* _GOAL_
Gather each line of the entries below that includes "Column".

* _SUPPLIED MATERIAL_
#####

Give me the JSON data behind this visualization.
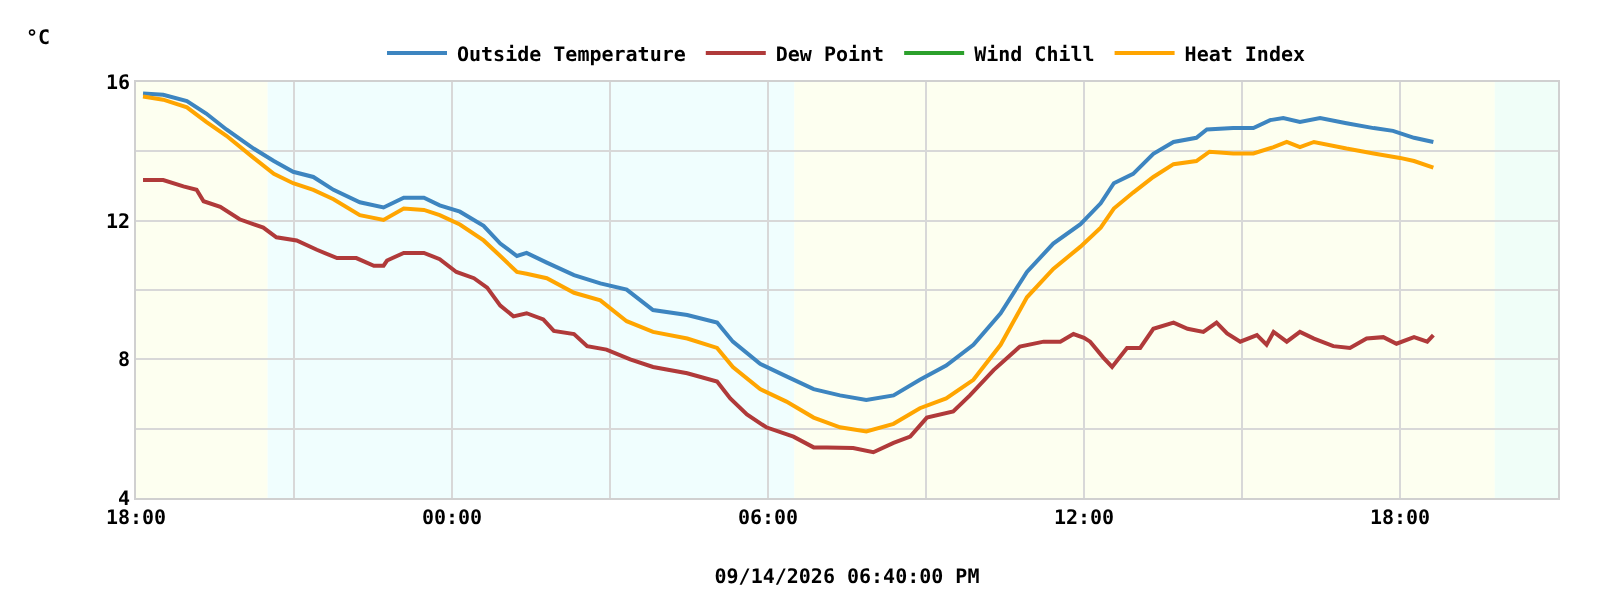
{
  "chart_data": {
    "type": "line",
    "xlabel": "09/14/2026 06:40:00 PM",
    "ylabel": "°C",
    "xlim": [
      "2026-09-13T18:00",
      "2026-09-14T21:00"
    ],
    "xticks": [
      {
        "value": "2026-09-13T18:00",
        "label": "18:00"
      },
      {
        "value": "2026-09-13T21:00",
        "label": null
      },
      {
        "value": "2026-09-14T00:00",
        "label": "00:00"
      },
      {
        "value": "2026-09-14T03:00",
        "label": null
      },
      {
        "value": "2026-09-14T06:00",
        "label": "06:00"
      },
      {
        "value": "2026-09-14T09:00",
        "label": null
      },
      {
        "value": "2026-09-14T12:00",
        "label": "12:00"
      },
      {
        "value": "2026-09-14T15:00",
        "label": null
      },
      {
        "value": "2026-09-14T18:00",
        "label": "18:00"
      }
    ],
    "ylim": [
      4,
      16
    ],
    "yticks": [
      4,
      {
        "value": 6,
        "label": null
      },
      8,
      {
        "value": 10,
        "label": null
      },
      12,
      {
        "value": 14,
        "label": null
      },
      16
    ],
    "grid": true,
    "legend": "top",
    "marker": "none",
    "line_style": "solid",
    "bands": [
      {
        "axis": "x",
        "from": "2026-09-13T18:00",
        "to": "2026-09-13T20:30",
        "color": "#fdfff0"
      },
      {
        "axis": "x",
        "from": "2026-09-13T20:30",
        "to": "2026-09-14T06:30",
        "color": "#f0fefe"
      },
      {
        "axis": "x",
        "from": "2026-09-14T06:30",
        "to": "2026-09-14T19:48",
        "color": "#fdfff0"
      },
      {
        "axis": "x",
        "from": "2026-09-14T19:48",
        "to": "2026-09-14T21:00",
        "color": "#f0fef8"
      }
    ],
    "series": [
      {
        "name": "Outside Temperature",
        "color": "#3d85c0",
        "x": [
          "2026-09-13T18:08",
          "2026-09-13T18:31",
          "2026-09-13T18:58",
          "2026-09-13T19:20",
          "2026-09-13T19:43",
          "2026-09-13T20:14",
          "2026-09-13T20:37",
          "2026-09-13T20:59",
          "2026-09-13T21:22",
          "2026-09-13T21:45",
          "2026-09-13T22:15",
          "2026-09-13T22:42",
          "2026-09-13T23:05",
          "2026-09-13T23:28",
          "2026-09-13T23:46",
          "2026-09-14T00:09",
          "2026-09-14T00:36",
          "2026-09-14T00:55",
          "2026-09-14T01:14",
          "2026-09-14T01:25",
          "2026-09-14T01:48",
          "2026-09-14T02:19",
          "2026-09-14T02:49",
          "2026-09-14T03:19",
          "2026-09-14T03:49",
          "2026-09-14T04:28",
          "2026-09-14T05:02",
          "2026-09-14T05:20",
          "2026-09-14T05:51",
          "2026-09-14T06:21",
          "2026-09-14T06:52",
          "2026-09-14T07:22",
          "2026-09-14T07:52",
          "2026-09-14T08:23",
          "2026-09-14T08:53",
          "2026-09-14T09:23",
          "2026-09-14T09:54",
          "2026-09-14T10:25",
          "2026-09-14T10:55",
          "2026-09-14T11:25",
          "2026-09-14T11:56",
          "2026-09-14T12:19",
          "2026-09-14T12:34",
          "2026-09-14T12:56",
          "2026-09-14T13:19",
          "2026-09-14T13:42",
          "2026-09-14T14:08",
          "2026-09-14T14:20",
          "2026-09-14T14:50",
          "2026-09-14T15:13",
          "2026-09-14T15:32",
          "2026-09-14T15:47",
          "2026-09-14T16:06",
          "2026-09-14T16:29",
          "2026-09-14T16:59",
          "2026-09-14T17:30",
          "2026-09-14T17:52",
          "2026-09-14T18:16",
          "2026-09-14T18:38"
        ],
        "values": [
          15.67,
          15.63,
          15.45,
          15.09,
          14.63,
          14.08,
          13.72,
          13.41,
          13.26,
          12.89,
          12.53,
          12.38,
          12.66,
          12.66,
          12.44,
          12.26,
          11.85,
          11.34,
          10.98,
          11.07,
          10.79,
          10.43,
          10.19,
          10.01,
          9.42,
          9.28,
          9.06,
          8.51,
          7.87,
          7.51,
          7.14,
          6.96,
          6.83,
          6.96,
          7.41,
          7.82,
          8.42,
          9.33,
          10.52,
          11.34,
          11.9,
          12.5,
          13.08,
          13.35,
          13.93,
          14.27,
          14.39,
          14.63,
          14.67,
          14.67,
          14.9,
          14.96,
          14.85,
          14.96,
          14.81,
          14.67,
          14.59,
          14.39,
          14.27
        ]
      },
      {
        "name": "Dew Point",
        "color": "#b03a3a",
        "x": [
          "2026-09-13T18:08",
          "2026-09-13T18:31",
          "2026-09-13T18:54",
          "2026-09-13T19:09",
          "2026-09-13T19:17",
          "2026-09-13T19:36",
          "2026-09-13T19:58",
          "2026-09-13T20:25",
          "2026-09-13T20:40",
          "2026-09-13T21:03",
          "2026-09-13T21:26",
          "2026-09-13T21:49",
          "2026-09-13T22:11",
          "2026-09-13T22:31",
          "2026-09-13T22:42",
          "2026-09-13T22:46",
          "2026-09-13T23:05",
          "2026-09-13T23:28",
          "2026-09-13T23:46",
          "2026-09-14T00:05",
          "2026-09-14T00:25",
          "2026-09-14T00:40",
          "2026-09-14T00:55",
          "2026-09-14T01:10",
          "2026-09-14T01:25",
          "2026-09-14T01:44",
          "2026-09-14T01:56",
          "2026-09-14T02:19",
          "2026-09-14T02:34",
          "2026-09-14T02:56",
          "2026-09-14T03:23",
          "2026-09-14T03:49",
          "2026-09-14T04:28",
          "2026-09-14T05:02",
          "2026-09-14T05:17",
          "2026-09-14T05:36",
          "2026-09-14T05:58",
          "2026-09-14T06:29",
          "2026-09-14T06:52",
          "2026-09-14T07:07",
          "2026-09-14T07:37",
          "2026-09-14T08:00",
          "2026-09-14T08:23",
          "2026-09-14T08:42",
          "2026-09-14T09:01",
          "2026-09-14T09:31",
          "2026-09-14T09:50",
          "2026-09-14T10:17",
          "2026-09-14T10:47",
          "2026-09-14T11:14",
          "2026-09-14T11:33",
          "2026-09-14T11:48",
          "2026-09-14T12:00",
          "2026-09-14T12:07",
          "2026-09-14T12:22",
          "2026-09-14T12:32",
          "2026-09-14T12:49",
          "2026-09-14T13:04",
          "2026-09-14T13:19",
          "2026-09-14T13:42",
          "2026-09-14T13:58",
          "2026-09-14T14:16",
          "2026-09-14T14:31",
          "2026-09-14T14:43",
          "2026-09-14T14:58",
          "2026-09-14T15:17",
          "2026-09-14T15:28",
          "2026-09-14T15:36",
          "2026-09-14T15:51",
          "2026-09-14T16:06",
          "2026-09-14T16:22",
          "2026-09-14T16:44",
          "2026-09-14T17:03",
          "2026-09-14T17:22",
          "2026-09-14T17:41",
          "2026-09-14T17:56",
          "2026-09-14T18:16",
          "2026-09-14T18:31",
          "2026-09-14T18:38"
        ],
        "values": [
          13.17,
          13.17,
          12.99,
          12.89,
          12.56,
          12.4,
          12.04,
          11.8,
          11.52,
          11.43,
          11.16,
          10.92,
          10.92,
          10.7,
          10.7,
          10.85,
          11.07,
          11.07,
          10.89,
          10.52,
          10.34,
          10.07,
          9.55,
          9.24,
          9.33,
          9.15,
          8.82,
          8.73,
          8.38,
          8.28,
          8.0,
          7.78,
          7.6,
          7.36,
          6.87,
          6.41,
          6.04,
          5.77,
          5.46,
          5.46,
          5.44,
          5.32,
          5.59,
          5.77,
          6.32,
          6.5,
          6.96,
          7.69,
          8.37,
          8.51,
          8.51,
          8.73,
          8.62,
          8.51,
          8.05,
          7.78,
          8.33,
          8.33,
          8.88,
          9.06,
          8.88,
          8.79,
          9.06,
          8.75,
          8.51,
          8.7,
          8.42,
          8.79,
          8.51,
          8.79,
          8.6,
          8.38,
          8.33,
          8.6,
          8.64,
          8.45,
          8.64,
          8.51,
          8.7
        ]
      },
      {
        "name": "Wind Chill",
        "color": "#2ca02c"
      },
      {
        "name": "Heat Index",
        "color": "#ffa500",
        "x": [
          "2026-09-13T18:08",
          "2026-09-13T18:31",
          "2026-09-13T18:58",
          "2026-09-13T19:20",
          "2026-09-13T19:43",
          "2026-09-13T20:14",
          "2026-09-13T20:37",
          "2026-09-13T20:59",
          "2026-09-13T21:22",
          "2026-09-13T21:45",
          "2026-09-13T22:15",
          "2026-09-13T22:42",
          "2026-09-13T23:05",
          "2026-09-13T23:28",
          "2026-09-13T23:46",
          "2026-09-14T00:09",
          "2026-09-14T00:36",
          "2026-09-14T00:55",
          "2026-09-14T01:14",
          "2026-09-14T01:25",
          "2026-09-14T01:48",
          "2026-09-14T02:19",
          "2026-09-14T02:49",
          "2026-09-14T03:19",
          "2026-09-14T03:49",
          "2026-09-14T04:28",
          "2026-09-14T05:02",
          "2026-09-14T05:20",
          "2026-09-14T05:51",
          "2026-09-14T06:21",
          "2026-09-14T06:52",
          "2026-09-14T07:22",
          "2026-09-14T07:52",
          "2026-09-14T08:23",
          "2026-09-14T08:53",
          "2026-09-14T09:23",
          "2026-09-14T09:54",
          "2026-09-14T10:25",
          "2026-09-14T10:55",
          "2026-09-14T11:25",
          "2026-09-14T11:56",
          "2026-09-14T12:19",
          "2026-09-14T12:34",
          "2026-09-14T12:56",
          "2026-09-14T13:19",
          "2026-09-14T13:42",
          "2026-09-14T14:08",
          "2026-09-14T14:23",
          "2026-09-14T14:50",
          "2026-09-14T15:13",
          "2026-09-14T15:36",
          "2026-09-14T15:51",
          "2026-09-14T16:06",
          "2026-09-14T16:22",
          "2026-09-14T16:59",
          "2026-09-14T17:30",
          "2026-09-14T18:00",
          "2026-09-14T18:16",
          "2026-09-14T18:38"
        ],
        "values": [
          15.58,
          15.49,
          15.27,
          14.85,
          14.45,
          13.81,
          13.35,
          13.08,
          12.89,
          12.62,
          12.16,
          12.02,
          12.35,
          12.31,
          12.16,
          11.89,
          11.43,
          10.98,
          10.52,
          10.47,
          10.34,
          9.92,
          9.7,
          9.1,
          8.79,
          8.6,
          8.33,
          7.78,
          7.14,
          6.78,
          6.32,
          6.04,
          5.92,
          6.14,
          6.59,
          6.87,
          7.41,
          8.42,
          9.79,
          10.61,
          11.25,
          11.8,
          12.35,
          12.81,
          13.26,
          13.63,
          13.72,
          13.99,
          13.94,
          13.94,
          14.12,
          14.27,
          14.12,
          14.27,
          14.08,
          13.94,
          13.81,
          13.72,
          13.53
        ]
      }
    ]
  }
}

#####

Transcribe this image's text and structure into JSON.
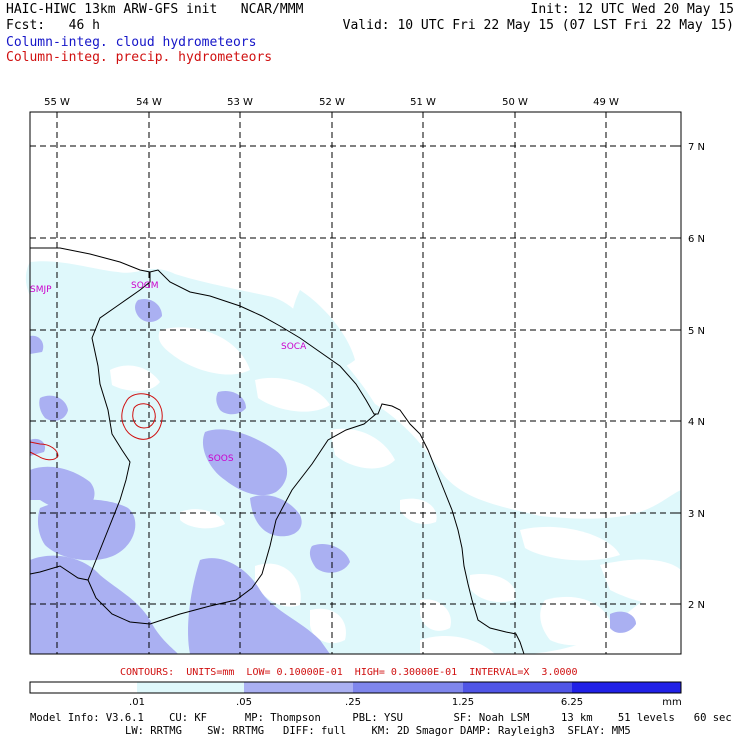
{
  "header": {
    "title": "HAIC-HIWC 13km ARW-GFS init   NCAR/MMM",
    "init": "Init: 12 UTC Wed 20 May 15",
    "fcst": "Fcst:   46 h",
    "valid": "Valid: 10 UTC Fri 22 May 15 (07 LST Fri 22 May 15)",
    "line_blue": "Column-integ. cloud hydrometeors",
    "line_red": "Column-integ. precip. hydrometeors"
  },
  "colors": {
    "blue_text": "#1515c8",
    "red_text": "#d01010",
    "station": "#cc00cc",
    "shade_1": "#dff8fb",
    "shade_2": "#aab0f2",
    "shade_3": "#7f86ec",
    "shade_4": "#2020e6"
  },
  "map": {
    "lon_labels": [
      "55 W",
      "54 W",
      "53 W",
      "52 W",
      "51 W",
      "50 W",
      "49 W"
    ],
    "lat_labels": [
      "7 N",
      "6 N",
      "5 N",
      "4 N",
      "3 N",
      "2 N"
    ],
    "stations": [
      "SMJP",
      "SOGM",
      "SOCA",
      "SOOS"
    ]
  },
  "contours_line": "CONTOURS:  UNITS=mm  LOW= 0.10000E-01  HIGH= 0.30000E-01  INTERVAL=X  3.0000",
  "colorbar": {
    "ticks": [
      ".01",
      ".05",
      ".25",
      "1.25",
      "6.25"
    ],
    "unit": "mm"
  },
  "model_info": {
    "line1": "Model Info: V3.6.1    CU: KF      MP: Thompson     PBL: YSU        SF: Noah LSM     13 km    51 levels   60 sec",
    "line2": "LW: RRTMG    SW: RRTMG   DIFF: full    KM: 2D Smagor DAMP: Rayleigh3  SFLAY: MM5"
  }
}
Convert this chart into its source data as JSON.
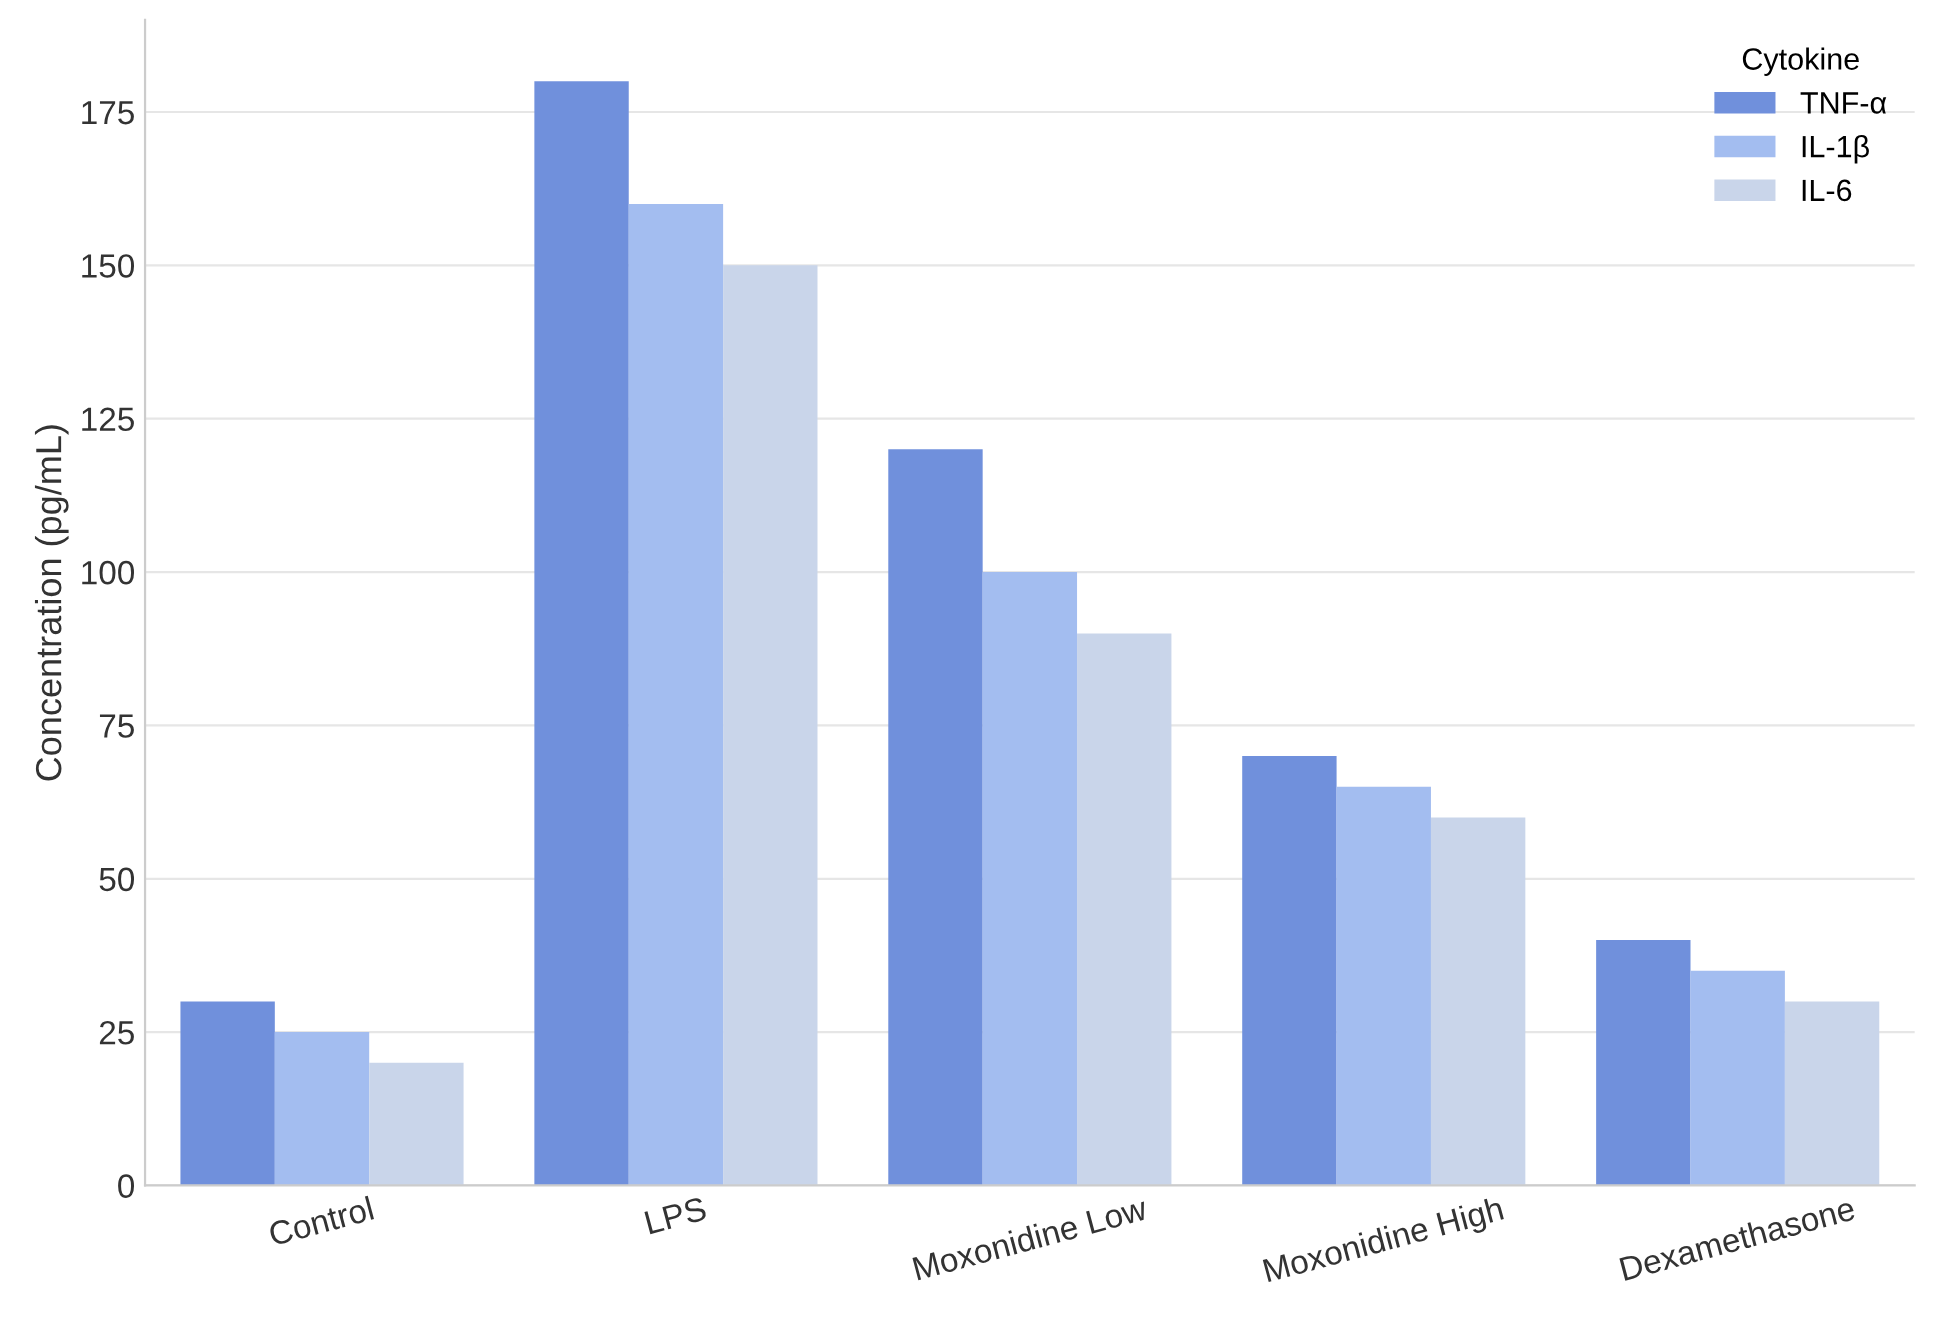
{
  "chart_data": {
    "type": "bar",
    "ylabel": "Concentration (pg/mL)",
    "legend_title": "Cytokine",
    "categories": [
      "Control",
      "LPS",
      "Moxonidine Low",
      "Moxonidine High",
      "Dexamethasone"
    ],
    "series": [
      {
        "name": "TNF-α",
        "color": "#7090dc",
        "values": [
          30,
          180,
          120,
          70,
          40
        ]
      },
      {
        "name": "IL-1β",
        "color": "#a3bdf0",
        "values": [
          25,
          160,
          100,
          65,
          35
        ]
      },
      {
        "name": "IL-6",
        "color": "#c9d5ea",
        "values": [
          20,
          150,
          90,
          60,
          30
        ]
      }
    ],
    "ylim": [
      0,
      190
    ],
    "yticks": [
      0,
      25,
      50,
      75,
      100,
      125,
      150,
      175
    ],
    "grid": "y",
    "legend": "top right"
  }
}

#####

* _OUTPUT BELOW_
    "line_blue": "Column-integ. cloud hydrometeors",
    "line_red": "Column-integ. precip. hydrometeors"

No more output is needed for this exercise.